Brief:
Transcribe everything in the data word for word. Pictures are left out.

Data shown:
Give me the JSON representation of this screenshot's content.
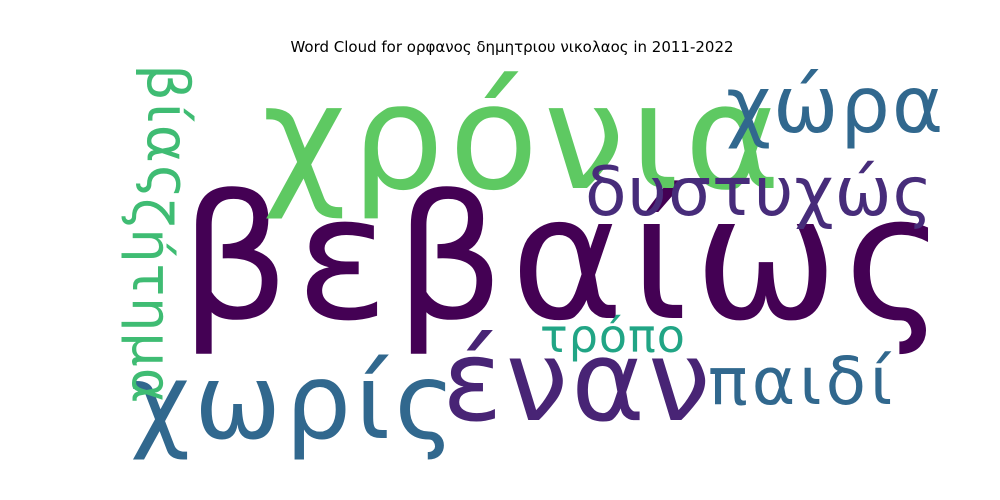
{
  "chart_data": {
    "type": "wordcloud",
    "title": "Word Cloud for ορφανος δημητριου νικολαος in 2011-2022",
    "words": [
      {
        "text": "βεβαίως",
        "color": "#440154",
        "orientation": "horizontal"
      },
      {
        "text": "χρόνια",
        "color": "#5ec962",
        "orientation": "horizontal"
      },
      {
        "text": "χωρίς",
        "color": "#31688e",
        "orientation": "horizontal"
      },
      {
        "text": "έναν",
        "color": "#482475",
        "orientation": "horizontal"
      },
      {
        "text": "χώρα",
        "color": "#31688e",
        "orientation": "horizontal"
      },
      {
        "text": "δυστυχώς",
        "color": "#472c7a",
        "orientation": "horizontal"
      },
      {
        "text": "παιδί",
        "color": "#31688e",
        "orientation": "horizontal"
      },
      {
        "text": "βίας",
        "color": "#3fbc73",
        "orientation": "vertical"
      },
      {
        "text": "ζήτημα",
        "color": "#3fbc73",
        "orientation": "vertical"
      },
      {
        "text": "τρόπο",
        "color": "#21a585",
        "orientation": "horizontal"
      }
    ]
  }
}
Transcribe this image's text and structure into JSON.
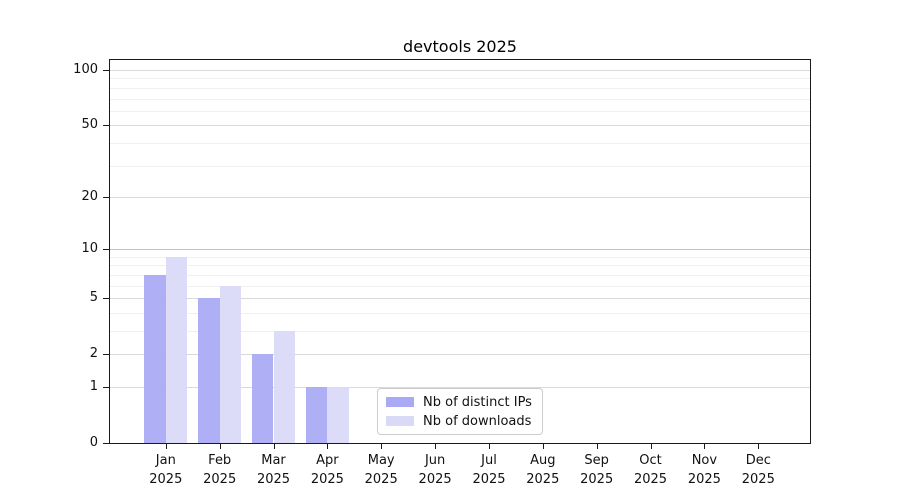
{
  "chart_data": {
    "type": "bar",
    "title": "devtools 2025",
    "categories": [
      "Jan",
      "Feb",
      "Mar",
      "Apr",
      "May",
      "Jun",
      "Jul",
      "Aug",
      "Sep",
      "Oct",
      "Nov",
      "Dec"
    ],
    "x_year_label": "2025",
    "series": [
      {
        "name": "Nb of distinct IPs",
        "color": "#a9a9f5",
        "values": [
          7,
          5,
          2,
          1,
          0,
          0,
          0,
          0,
          0,
          0,
          0,
          0
        ]
      },
      {
        "name": "Nb of downloads",
        "color": "#d9d9f8",
        "values": [
          9,
          6,
          3,
          1,
          0,
          0,
          0,
          0,
          0,
          0,
          0,
          0
        ]
      }
    ],
    "yscale": "log1p",
    "ylim": [
      0,
      113
    ],
    "yticks": [
      0,
      1,
      2,
      5,
      10,
      20,
      50,
      100
    ],
    "yticks_minor": [
      3,
      4,
      6,
      7,
      8,
      9,
      30,
      40,
      60,
      70,
      80,
      90
    ],
    "grid": true,
    "legend_position": "lower-center-inside",
    "colors": {
      "grid_major": "#d9d9d9",
      "grid_major_decade": "#c2c2c2",
      "grid_minor": "#efefef",
      "axis": "#1a1a1a",
      "text": "#111111"
    }
  }
}
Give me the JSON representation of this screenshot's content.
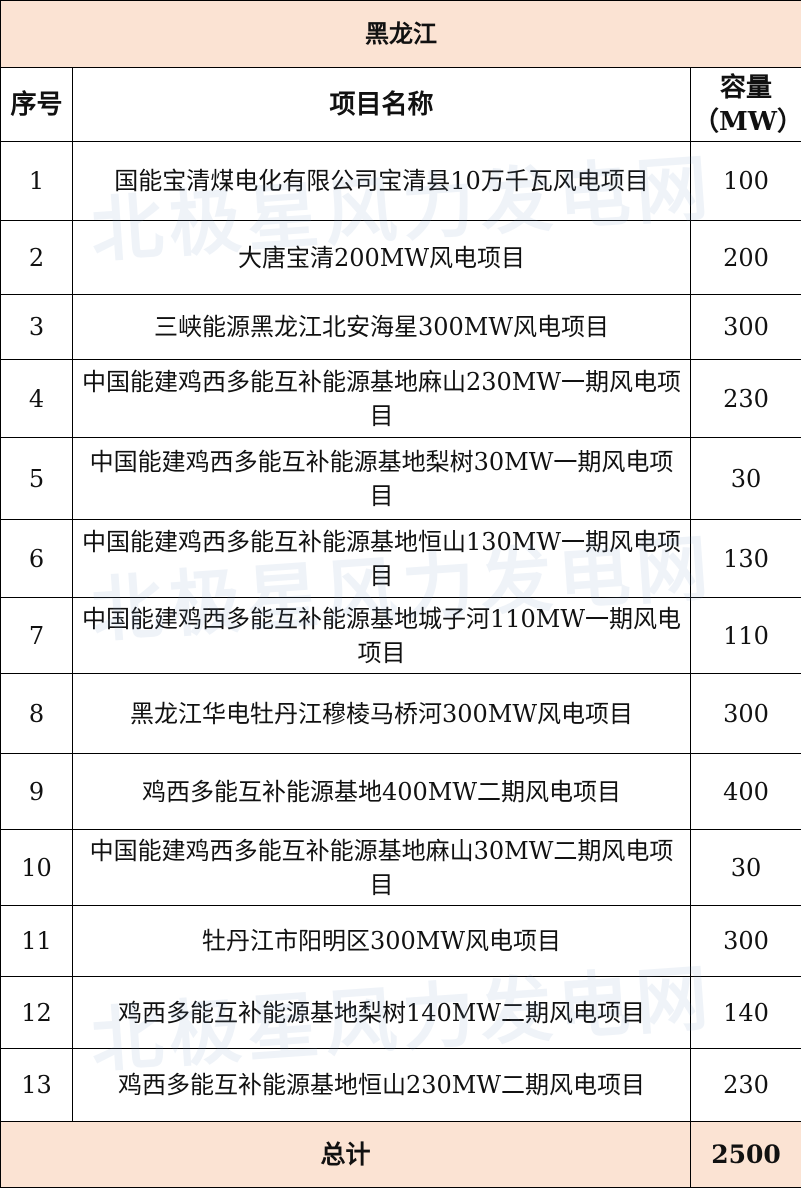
{
  "title": "黑龙江",
  "watermark": "北极星风力发电网",
  "table": {
    "header": [
      "序号",
      "项目名称",
      "容量（MW）"
    ],
    "rows": [
      [
        1,
        "国能宝清煤电化有限公司宝清县10万千瓦风电项目",
        100
      ],
      [
        2,
        "大唐宝清200MW风电项目",
        200
      ],
      [
        3,
        "三峡能源黑龙江北安海星300MW风电项目",
        300
      ],
      [
        4,
        "中国能建鸡西多能互补能源基地麻山230MW一期风电项目",
        230
      ],
      [
        5,
        "中国能建鸡西多能互补能源基地梨树30MW一期风电项目",
        30
      ],
      [
        6,
        "中国能建鸡西多能互补能源基地恒山130MW一期风电项目",
        130
      ],
      [
        7,
        "中国能建鸡西多能互补能源基地城子河110MW一期风电项目",
        110
      ],
      [
        8,
        "黑龙江华电牡丹江穆棱马桥河300MW风电项目",
        300
      ],
      [
        9,
        "鸡西多能互补能源基地400MW二期风电项目",
        400
      ],
      [
        10,
        "中国能建鸡西多能互补能源基地麻山30MW二期风电项目",
        30
      ],
      [
        11,
        "牡丹江市阳明区300MW风电项目",
        300
      ],
      [
        12,
        "鸡西多能互补能源基地梨树140MW二期风电项目",
        140
      ],
      [
        13,
        "鸡西多能互补能源基地恒山230MW二期风电项目",
        230
      ]
    ],
    "total": {
      "label": "总计",
      "value": 2500
    }
  }
}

Completed exercise:
Give me the JSON representation of this screenshot's content.
{
  "chart_data": {
    "type": "wordcloud",
    "title": "Word Cloud for ορφανος δημητριου νικολαος in 2011-2022",
    "words": [
      {
        "text": "βεβαίως",
        "color": "#440154",
        "orientation": "horizontal"
      },
      {
        "text": "χρόνια",
        "color": "#5ec962",
        "orientation": "horizontal"
      },
      {
        "text": "χωρίς",
        "color": "#31688e",
        "orientation": "horizontal"
      },
      {
        "text": "έναν",
        "color": "#482475",
        "orientation": "horizontal"
      },
      {
        "text": "χώρα",
        "color": "#31688e",
        "orientation": "horizontal"
      },
      {
        "text": "δυστυχώς",
        "color": "#472c7a",
        "orientation": "horizontal"
      },
      {
        "text": "παιδί",
        "color": "#31688e",
        "orientation": "horizontal"
      },
      {
        "text": "βίας",
        "color": "#3fbc73",
        "orientation": "vertical"
      },
      {
        "text": "ζήτημα",
        "color": "#3fbc73",
        "orientation": "vertical"
      },
      {
        "text": "τρόπο",
        "color": "#21a585",
        "orientation": "horizontal"
      }
    ]
  }
}
Transcribe this image's text and structure into JSON.
{
  "chart_data": {
    "type": "bar",
    "title": "devtools 2025",
    "categories": [
      "Jan",
      "Feb",
      "Mar",
      "Apr",
      "May",
      "Jun",
      "Jul",
      "Aug",
      "Sep",
      "Oct",
      "Nov",
      "Dec"
    ],
    "x_year_label": "2025",
    "series": [
      {
        "name": "Nb of distinct IPs",
        "color": "#a9a9f5",
        "values": [
          7,
          5,
          2,
          1,
          0,
          0,
          0,
          0,
          0,
          0,
          0,
          0
        ]
      },
      {
        "name": "Nb of downloads",
        "color": "#d9d9f8",
        "values": [
          9,
          6,
          3,
          1,
          0,
          0,
          0,
          0,
          0,
          0,
          0,
          0
        ]
      }
    ],
    "yscale": "log1p",
    "ylim": [
      0,
      113
    ],
    "yticks": [
      0,
      1,
      2,
      5,
      10,
      20,
      50,
      100
    ],
    "yticks_minor": [
      3,
      4,
      6,
      7,
      8,
      9,
      30,
      40,
      60,
      70,
      80,
      90
    ],
    "grid": true,
    "legend_position": "lower-center-inside",
    "colors": {
      "grid_major": "#d9d9d9",
      "grid_major_decade": "#c2c2c2",
      "grid_minor": "#efefef",
      "axis": "#1a1a1a",
      "text": "#111111"
    }
  }
}
Give me the JSON representation of this screenshot's content.
{
  "title": "黑龙江",
  "watermark": "北极星风力发电网",
  "table": {
    "header": [
      "序号",
      "项目名称",
      "容量（MW）"
    ],
    "rows": [
      [
        1,
        "国能宝清煤电化有限公司宝清县10万千瓦风电项目",
        100
      ],
      [
        2,
        "大唐宝清200MW风电项目",
        200
      ],
      [
        3,
        "三峡能源黑龙江北安海星300MW风电项目",
        300
      ],
      [
        4,
        "中国能建鸡西多能互补能源基地麻山230MW一期风电项目",
        230
      ],
      [
        5,
        "中国能建鸡西多能互补能源基地梨树30MW一期风电项目",
        30
      ],
      [
        6,
        "中国能建鸡西多能互补能源基地恒山130MW一期风电项目",
        130
      ],
      [
        7,
        "中国能建鸡西多能互补能源基地城子河110MW一期风电项目",
        110
      ],
      [
        8,
        "黑龙江华电牡丹江穆棱马桥河300MW风电项目",
        300
      ],
      [
        9,
        "鸡西多能互补能源基地400MW二期风电项目",
        400
      ],
      [
        10,
        "中国能建鸡西多能互补能源基地麻山30MW二期风电项目",
        30
      ],
      [
        11,
        "牡丹江市阳明区300MW风电项目",
        300
      ],
      [
        12,
        "鸡西多能互补能源基地梨树140MW二期风电项目",
        140
      ],
      [
        13,
        "鸡西多能互补能源基地恒山230MW二期风电项目",
        230
      ]
    ],
    "total": {
      "label": "总计",
      "value": 2500
    }
  }
}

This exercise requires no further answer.